EXERCISE DIRECTIONS
Select the lines of the records containing the word "JSON" and list them.

##########

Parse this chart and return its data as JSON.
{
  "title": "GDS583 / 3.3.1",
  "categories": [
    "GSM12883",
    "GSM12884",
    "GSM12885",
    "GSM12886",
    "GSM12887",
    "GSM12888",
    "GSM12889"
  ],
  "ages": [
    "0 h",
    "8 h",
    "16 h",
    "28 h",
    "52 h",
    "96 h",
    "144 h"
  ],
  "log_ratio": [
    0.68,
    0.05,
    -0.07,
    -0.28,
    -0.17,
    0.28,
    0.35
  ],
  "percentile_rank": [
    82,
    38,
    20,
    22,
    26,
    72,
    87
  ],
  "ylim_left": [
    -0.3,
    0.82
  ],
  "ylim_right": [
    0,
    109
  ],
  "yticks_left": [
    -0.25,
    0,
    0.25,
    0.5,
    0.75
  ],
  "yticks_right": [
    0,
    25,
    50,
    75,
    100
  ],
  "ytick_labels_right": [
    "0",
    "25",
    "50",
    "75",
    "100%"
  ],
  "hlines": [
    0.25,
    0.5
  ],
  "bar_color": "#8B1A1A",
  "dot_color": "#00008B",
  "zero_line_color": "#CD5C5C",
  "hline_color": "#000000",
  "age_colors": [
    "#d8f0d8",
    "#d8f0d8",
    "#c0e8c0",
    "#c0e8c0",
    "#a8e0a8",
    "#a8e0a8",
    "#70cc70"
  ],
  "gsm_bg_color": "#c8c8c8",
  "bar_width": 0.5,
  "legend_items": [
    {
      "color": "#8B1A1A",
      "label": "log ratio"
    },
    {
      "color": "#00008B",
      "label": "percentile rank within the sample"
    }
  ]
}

##########

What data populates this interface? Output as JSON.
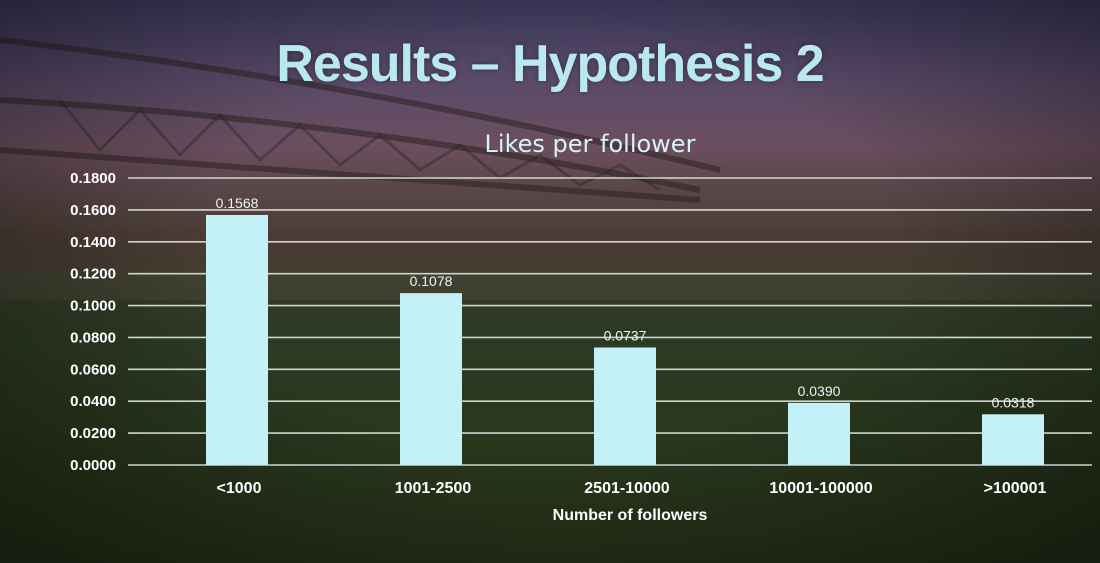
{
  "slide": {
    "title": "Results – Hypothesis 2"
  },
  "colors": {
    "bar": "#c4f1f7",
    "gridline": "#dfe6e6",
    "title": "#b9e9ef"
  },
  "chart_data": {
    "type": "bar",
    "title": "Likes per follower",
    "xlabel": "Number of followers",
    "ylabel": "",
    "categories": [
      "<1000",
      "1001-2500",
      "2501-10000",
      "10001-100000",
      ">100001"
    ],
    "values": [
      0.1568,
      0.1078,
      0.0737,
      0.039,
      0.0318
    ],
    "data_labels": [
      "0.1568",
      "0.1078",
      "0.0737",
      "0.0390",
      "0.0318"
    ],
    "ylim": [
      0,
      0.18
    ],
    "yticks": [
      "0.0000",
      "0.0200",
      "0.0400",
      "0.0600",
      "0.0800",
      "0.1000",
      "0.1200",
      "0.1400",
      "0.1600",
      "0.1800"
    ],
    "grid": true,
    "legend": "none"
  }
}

##########

WRITTEN RESPONSE
Parse this chart and return its data as JSON.
What data populates this interface? Output as JSON.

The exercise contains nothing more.